Ausgewählter Text:
Am vergangenen Donnerstag luden der Internationale Bund der Konfessionslosen und Atheisten (IBKA) und die Evolutionären Humanisten Berlin-Brandenburg (ehbb) Berliner Politiker ein, um über Themen zu reden, die für religionsfreie Menschen bei einer Wahlentscheidung von Belang sein könnten. Es wurde ein spannender Abend.
Der hpd hat in den letzten zwei Wochen Analysen der Wahlprogramme der Parteien, die im Bundestag vertreten sind, veröffentlicht. Die gemeinsame Veranstaltung von IBKA und ehbb im Berliner "Haus der Demokratie und Menschenrechte" ermöglichte es, Politiker*innen direkt mit Fragen zu konfrontieren.
Mit Katina Schubert (LINKE), Dr. Marius Strubenhoff (FDP), Pauline Raabe (VOLT), Henry Schmidt (PdH) und Sabine Smentek (SPD) war das Podium gut besetzt. Leider waren trotz Einladungen keine Vertreter der CDU und von Bündnis 90/Die Grünen gekommen. Die Diskussion leitete Silvia Kortmann (IBKA), die kurzfristig für den erkrankten Philipp Möller (Zentralrat der Konfessionsfreien) eingesprungen war.
"Welche Chancen und Risiken bieten die Neuwahlen für den weltanschaulich neutralen Staat?"
Mit dieser Frage wurde die Podiumsdiskussion eröffnet. Pauline Raabe antwortete als erste und verwies auf die Neutralitätspflicht des Staates: "Das bedeutet unter anderem auch, dass es keine religiösen Eide bei einer Vereidigung geben sollte." Sie wies darauf hin, dass mit großer Wahrscheinlichkeit die CDU die nächste Regierung stellen wird. "Wir werden die Hoffnung aufgeben müssen, dass sich mit dieser Regierung für unsere Themen etwas bewegt."
"Gibt es eine Chance für eine Abschaffung des Paragrafen 218 in den kommenden Jahren?"

Auszug der Datensätze:
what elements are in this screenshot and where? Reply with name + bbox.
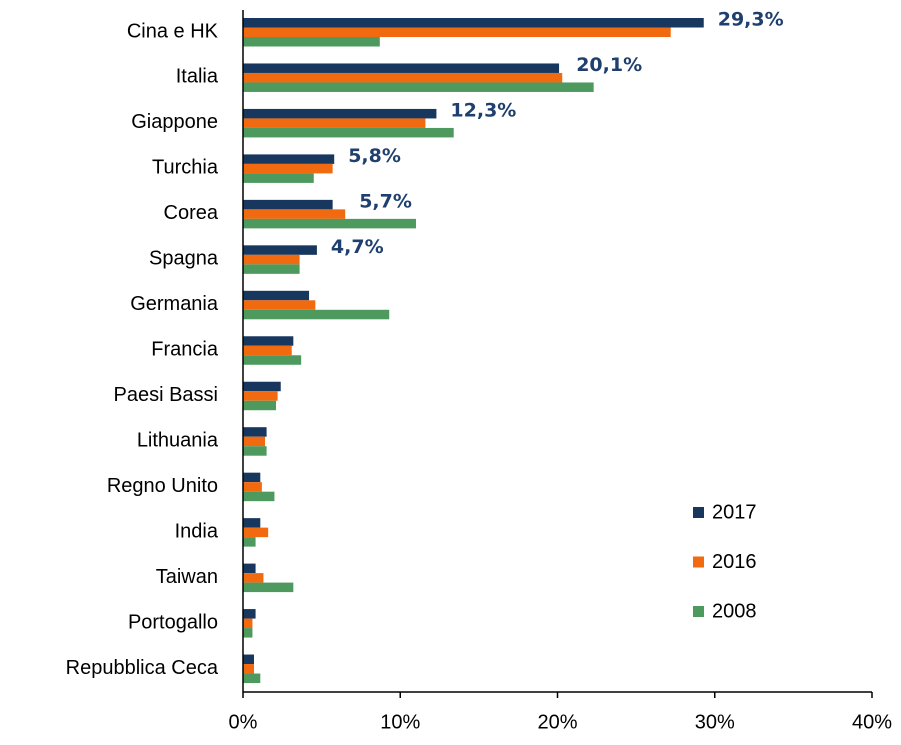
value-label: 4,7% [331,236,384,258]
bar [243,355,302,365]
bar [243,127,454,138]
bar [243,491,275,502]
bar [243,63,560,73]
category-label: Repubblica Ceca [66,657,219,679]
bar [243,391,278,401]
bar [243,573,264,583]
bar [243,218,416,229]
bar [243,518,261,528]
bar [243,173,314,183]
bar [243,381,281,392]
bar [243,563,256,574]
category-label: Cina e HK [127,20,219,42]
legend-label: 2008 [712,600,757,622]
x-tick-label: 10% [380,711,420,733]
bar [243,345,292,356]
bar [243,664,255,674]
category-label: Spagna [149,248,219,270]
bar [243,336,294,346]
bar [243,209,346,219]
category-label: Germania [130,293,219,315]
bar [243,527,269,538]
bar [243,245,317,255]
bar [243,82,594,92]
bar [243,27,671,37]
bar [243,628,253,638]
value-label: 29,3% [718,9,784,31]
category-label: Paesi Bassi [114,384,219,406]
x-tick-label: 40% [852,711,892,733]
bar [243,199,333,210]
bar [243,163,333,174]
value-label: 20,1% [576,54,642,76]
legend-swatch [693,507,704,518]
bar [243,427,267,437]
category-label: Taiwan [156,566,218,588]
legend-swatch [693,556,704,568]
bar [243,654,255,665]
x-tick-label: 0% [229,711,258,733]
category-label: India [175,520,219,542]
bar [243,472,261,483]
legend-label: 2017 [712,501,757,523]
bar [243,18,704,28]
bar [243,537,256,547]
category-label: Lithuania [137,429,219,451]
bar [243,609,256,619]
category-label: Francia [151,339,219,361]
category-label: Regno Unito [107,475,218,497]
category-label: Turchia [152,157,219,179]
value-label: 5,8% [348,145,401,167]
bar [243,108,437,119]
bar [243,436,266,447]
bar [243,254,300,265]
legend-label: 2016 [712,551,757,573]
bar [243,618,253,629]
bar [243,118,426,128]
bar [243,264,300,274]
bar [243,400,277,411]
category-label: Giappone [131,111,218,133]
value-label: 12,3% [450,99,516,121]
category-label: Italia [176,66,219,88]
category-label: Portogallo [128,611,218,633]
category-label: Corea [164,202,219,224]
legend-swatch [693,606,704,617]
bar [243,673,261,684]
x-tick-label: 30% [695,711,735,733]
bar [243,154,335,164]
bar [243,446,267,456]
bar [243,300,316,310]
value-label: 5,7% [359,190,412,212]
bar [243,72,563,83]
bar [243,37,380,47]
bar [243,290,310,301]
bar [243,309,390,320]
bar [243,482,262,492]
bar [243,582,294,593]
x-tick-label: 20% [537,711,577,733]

--

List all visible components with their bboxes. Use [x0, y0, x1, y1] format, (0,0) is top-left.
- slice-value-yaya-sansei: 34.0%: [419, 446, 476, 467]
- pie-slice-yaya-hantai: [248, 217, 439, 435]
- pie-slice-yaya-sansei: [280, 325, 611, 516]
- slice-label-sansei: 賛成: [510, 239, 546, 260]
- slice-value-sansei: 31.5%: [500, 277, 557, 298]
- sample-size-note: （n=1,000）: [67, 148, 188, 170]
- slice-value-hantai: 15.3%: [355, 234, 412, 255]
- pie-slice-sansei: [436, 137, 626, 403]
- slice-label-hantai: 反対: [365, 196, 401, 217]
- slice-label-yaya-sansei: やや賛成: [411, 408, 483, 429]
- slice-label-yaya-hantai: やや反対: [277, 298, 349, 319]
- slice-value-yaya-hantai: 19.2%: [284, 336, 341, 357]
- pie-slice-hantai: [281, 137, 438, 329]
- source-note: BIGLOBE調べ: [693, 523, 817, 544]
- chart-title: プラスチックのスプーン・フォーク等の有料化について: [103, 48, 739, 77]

Aufgabenstellung: Setzen Sie den Bericht über die Podiumsdiskussion im Anschluss an seinen letzten Satz fort. Die Datensätze sind eigenständiges Material und gehören nicht zum Bericht über die Podiumsdiskussion.

Ergebnis:
"Unsere Partei war schon immer für eine ersatzlose Streichung des Paragrafen 218 aus dem Strafgesetzbuch", antwortete Katina Schubert. Sie stellte klar, dass keine Frau leichtfertig abtreibe und das "als alternative Verhütungsmethode ansieht." Letzte Woche hätte es die Möglichkeit gegeben, diesen Paragrafen abzuschaffen. Leider kam es nicht zur Abstimmung im Bundestag, weil Union und FDP das verhindert haben. "Ich fürchte, wenn CDU, CSU und die AfD tendenziell eine Mehrheit bekämen – und bei der AfD wissen wir, dass es da viele Verbindungen in evangelikale Kreise gibt – wird es noch schwerer" säkulare Themen im Bundestag zur Sprache oder gar zur Abstimmung zu bringen.
"Beim Paragrafen 218 bin ich auch ganz persönlich der Meinung, dass er nicht im Strafgesetzbuch stehen soll", bestätigte Strubenhoff. Auch wenn in anderen politischen Feldern die Haltungen der LINKEN und der FDP auseinander gehen: Hier treffen sie sich. Das wurde jedoch angezweifelt, weil die Partei sich bei der Bundestagsdebatte gegen die Abschaffung ausgesprochen hat. "Ich verteidige jetzt mal Christian Lindner", antwortete Strubenhoff. Lindner habe das jetzt nicht entscheiden wollen, weil die Debatte auch anders als in seinem Sinne hätte ausgehen können.
"Das ist mehr als enttäuschend", konterte Smentek. Es sei enttäuschend, dass die Entscheidung nicht zustande kam, "obwohl es eine Mehrheit im Bundestag dafür gab". "Wir werden wahrscheinlich nie wieder die Chance haben – jedenfalls nicht in den nächsten vier Jahren" den Paragrafen 218 aus dem Strafgesetzbuch zu streichen. "Wir haben einen breiten Konsens in der Gesellschaft dazu" und es lasse viel Bitterkeit zurück, es jetzt nicht geschafft zu haben.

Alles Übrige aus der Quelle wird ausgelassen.